__Data excerpts__
::::::::::

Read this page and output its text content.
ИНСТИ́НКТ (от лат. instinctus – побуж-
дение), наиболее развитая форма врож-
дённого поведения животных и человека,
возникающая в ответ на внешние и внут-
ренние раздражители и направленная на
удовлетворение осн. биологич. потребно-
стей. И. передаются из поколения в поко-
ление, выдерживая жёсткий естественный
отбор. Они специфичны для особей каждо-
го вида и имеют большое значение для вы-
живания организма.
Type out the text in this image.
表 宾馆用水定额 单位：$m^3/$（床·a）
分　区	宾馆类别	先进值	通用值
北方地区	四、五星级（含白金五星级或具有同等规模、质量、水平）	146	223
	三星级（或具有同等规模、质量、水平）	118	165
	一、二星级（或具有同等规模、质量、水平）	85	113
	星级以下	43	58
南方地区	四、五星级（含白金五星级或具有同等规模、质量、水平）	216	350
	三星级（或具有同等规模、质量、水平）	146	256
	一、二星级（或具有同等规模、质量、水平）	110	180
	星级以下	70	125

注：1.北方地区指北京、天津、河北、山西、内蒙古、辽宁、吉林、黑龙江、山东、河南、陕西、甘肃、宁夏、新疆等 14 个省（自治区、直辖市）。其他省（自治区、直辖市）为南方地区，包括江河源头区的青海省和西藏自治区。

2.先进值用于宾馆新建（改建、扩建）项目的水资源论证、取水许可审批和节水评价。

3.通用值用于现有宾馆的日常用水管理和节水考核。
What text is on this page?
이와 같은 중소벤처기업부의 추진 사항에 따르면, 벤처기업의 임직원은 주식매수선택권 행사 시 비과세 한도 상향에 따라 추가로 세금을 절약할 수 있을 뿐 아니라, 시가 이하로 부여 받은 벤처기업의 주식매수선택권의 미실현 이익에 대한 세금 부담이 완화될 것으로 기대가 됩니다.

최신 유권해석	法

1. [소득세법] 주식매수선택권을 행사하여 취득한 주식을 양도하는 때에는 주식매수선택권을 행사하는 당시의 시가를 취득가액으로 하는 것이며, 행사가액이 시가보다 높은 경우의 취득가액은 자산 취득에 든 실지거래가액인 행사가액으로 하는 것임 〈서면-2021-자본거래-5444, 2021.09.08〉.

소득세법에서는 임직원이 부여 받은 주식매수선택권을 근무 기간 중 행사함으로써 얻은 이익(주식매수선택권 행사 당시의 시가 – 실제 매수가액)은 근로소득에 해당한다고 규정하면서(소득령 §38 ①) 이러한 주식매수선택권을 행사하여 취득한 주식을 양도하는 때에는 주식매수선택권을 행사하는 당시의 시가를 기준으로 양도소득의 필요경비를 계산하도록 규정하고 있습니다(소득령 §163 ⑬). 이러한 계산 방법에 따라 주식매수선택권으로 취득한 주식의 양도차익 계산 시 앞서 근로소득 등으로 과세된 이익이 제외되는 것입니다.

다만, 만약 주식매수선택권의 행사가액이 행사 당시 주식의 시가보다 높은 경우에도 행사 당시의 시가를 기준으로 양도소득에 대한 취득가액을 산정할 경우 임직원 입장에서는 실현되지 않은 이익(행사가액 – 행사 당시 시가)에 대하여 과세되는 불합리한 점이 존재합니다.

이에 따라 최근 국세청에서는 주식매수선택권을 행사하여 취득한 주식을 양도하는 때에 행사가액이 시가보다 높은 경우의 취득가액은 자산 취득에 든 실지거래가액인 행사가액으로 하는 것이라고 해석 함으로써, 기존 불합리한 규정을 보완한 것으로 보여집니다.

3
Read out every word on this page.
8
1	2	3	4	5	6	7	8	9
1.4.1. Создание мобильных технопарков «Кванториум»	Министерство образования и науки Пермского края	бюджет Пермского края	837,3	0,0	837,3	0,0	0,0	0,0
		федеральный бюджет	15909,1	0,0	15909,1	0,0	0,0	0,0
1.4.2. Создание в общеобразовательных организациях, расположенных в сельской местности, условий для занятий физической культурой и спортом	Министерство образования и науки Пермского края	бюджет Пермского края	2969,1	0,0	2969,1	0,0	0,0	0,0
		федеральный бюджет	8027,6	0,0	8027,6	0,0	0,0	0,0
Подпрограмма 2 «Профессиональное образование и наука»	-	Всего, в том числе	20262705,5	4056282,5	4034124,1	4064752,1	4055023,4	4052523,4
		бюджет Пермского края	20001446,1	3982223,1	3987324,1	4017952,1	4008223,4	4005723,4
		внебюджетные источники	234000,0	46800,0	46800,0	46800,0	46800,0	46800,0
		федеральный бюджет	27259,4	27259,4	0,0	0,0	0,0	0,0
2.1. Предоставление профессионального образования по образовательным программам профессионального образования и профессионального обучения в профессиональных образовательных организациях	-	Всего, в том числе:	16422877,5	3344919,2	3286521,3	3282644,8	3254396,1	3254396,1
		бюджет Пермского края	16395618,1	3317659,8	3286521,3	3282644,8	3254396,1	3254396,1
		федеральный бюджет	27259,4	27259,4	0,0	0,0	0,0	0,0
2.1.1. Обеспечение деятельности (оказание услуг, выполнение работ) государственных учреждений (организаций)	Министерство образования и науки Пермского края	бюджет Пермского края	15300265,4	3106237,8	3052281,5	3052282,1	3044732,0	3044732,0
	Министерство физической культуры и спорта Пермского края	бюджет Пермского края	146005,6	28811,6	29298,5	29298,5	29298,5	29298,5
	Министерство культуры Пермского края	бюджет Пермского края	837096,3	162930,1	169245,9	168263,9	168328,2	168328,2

::::::::::

__WORK INSTRUCTIONS__
Find every line of the data that holds the string "불합리한", then say how many there are and nothing else.

__FULL SOLUTION__
2